> The task
Extract each line from the entries below that has the string "Wisconsin" in it.

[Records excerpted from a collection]
------

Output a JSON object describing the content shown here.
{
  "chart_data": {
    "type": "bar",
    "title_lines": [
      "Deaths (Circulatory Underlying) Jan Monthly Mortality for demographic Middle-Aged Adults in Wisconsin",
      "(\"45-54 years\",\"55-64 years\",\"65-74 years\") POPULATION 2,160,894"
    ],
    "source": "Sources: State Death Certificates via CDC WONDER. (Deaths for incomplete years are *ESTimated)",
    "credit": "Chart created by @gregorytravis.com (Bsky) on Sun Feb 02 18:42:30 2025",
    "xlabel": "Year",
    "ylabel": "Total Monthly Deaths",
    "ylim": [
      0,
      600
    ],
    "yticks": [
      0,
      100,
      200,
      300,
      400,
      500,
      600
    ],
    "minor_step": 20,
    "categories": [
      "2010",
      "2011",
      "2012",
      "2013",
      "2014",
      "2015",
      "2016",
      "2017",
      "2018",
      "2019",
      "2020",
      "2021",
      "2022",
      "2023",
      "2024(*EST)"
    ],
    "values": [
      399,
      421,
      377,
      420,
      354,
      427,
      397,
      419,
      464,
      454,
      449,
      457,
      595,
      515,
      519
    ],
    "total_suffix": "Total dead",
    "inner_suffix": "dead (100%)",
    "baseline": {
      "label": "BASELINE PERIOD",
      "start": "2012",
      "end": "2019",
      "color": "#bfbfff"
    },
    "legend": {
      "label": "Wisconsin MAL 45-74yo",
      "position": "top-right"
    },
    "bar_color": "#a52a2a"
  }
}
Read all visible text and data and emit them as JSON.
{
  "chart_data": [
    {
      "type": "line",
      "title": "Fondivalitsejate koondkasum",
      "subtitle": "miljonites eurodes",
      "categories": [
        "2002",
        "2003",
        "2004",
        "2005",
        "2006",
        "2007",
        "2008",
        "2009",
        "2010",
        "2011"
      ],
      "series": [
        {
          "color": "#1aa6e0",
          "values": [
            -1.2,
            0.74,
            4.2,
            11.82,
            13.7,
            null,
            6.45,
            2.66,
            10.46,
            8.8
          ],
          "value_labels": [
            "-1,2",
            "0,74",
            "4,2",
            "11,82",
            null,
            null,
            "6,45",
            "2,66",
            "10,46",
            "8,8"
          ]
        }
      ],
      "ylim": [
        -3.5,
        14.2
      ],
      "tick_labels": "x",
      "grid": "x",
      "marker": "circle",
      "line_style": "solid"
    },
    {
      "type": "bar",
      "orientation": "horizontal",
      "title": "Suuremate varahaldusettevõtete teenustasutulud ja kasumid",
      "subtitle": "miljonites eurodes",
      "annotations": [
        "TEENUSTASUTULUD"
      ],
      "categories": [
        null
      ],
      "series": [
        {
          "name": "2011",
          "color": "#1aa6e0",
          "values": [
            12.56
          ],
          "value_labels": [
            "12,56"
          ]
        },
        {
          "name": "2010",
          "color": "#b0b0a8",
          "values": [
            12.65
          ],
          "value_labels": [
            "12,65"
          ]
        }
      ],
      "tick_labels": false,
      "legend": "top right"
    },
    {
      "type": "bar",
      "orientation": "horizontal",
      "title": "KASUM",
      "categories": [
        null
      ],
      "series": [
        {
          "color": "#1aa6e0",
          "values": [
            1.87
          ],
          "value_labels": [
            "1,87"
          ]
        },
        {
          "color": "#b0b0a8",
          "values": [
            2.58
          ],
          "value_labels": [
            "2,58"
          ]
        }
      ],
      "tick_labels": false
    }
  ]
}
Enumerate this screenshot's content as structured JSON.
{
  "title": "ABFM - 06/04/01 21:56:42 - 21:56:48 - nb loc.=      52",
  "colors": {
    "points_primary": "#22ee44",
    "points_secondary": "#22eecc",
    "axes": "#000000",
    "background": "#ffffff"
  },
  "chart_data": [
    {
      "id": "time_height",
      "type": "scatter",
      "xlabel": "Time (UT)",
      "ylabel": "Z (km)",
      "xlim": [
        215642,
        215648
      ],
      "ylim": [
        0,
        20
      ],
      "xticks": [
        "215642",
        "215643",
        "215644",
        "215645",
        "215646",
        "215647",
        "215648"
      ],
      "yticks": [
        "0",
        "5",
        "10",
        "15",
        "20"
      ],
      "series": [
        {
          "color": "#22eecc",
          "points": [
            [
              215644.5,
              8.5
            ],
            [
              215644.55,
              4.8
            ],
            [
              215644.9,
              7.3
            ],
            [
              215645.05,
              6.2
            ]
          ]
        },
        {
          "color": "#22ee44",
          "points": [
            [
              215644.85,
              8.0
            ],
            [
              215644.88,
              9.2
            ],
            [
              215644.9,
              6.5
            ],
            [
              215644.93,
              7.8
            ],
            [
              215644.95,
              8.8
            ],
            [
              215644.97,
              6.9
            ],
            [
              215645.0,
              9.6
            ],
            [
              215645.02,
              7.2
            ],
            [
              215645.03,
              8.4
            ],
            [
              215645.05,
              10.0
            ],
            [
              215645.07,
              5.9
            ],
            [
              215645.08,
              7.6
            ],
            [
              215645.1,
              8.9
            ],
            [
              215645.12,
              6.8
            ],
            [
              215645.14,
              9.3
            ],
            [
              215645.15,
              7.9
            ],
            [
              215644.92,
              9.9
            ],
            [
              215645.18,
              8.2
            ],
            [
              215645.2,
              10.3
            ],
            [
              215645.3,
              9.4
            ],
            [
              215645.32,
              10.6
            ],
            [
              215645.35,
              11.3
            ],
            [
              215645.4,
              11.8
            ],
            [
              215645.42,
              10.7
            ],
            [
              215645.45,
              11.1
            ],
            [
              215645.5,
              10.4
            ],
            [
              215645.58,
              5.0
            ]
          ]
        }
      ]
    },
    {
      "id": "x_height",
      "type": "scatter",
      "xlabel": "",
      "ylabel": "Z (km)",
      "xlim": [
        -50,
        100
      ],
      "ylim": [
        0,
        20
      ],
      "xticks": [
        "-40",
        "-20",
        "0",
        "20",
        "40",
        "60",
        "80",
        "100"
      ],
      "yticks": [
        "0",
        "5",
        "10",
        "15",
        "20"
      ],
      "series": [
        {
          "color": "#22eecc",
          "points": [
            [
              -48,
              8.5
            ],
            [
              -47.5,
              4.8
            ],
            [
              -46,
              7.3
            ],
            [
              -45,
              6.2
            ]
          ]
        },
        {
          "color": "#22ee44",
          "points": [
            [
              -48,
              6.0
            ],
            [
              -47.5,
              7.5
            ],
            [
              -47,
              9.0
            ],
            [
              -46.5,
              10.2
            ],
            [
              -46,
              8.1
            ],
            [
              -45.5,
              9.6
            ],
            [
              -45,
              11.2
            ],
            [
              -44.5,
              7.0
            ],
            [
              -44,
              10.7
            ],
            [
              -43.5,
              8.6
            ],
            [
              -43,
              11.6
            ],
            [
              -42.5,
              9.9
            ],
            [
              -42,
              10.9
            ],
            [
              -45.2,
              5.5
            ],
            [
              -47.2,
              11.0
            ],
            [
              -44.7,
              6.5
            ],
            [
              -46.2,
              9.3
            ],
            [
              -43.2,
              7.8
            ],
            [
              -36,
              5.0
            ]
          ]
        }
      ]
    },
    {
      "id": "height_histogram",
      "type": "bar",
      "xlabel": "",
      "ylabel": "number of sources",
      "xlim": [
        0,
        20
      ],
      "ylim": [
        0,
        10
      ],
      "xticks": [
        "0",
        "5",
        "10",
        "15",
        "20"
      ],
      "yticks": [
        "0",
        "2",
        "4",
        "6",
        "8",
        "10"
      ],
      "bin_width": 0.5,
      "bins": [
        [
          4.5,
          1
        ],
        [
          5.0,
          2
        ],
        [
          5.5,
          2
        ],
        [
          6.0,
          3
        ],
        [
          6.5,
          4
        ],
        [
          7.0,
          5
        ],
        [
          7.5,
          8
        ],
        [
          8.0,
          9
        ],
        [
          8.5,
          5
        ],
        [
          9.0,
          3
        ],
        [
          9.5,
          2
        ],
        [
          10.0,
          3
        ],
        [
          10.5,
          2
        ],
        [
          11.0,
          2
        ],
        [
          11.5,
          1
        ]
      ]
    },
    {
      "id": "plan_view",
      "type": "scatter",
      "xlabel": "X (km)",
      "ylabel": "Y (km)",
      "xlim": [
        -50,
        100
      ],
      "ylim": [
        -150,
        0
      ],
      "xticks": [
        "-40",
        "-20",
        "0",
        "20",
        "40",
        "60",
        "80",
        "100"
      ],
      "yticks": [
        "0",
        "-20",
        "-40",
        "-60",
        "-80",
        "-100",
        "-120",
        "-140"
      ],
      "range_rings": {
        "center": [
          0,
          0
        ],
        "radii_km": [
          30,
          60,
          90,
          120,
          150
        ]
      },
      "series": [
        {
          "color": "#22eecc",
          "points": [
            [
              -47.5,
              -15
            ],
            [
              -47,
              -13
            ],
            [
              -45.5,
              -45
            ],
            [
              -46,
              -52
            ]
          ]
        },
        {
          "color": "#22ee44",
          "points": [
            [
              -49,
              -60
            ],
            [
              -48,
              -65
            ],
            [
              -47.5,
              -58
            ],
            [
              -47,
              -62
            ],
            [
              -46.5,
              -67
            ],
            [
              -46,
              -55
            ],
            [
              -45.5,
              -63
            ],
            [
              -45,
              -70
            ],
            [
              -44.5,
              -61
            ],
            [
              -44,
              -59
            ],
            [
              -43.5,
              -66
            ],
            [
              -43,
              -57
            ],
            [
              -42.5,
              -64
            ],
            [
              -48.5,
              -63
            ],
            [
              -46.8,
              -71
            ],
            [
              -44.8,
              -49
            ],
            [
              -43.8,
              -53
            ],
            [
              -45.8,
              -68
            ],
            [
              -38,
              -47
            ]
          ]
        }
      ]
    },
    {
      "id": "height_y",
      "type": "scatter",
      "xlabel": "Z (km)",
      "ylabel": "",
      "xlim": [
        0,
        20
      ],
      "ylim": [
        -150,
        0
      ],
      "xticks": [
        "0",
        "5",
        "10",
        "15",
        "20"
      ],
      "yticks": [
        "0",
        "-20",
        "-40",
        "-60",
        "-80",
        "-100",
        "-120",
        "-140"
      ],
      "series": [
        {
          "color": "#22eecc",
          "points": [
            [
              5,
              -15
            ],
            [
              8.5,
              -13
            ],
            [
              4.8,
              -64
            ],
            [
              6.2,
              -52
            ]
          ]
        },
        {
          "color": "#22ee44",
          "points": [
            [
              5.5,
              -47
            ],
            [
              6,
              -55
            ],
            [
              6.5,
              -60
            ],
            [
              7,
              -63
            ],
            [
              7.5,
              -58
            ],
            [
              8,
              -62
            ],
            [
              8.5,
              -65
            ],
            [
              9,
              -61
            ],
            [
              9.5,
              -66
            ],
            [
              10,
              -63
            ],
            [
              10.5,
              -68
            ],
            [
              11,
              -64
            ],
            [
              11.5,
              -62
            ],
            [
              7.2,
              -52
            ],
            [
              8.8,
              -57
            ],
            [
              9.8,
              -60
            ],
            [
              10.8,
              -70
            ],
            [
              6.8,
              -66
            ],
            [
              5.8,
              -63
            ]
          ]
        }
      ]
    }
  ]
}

------

> Solution to this task
      "Deaths (Circulatory Underlying) Jan Monthly Mortality for demographic Middle-Aged Adults in Wisconsin",
      "label": "Wisconsin MAL 45-74yo",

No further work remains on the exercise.